** Extracted information **

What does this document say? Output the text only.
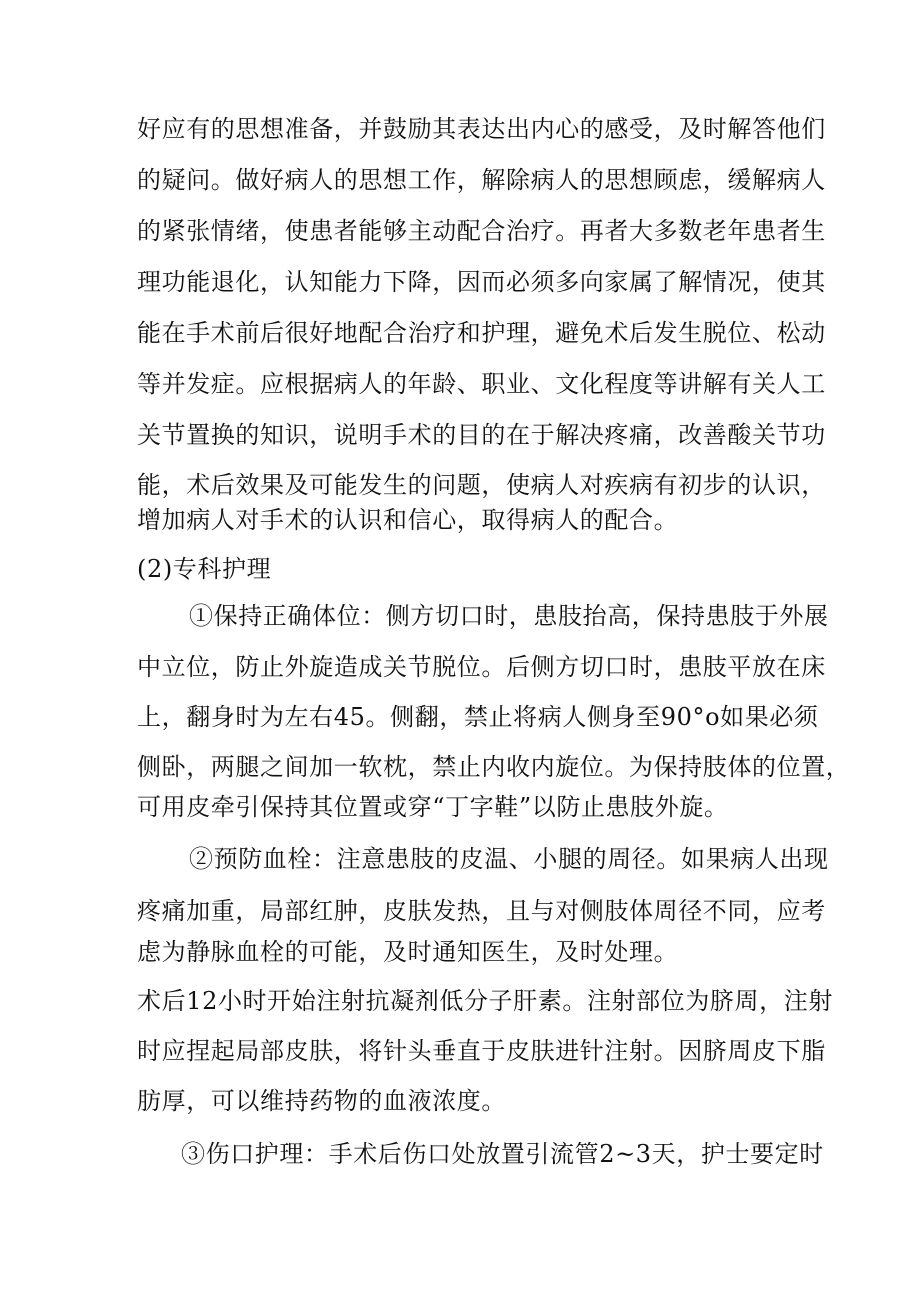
好应有的思想准备，并鼓励其表达出内心的感受，及时解答他们
的疑问。做好病人的思想工作，解除病人的思想顾虑，缓解病人
的紧张情绪，使患者能够主动配合治疗。再者大多数老年患者生
理功能退化，认知能力下降，因而必须多向家属了解情况，使其
能在手术前后很好地配合治疗和护理，避免术后发生脱位、松动
等并发症。应根据病人的年龄、职业、文化程度等讲解有关人工
关节置换的知识，说明手术的目的在于解决疼痛，改善酸关节功
能，术后效果及可能发生的问题，使病人对疾病有初步的认识，
增加病人对手术的认识和信心，取得病人的配合。
(2)专科护理
①保持正确体位：侧方切口时，患肢抬高，保持患肢于外展
中立位，防止外旋造成关节脱位。后侧方切口时，患肢平放在床
上，翻身时为左右45。侧翻，禁止将病人侧身至90°o如果必须
侧卧，两腿之间加一软枕，禁止内收内旋位。为保持肢体的位置，
可用皮牵引保持其位置或穿“丁字鞋”以防止患肢外旋。
②预防血栓：注意患肢的皮温、小腿的周径。如果病人出现
疼痛加重，局部红肿，皮肤发热，且与对侧肢体周径不同，应考
虑为静脉血栓的可能，及时通知医生，及时处理。
术后12小时开始注射抗凝剂低分子肝素。注射部位为脐周，注射
时应捏起局部皮肤，将针头垂直于皮肤进针注射。因脐周皮下脂
肪厚，可以维持药物的血液浓度。
③伤口护理：手术后伤口处放置引流管2~3天，护士要定时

** Task to complete **
Omit every picture while copying the listing above exactly.

** Solution to this exercise **
What does this document say? Output the text only.
好应有的思想准备，并鼓励其表达出内心的感受，及时解答他们
的疑问。做好病人的思想工作，解除病人的思想顾虑，缓解病人
的紧张情绪，使患者能够主动配合治疗。再者大多数老年患者生
理功能退化，认知能力下降，因而必须多向家属了解情况，使其
能在手术前后很好地配合治疗和护理，避免术后发生脱位、松动
等并发症。应根据病人的年龄、职业、文化程度等讲解有关人工
关节置换的知识，说明手术的目的在于解决疼痛，改善酸关节功
能，术后效果及可能发生的问题，使病人对疾病有初步的认识，
增加病人对手术的认识和信心，取得病人的配合。
(2)专科护理
①保持正确体位：侧方切口时，患肢抬高，保持患肢于外展
中立位，防止外旋造成关节脱位。后侧方切口时，患肢平放在床
上，翻身时为左右45。侧翻，禁止将病人侧身至90°o如果必须
侧卧，两腿之间加一软枕，禁止内收内旋位。为保持肢体的位置，
可用皮牵引保持其位置或穿“丁字鞋”以防止患肢外旋。
②预防血栓：注意患肢的皮温、小腿的周径。如果病人出现
疼痛加重，局部红肿，皮肤发热，且与对侧肢体周径不同，应考
虑为静脉血栓的可能，及时通知医生，及时处理。
术后12小时开始注射抗凝剂低分子肝素。注射部位为脐周，注射
时应捏起局部皮肤，将针头垂直于皮肤进针注射。因脐周皮下脂
肪厚，可以维持药物的血液浓度。
③伤口护理：手术后伤口处放置引流管2~3天，护士要定时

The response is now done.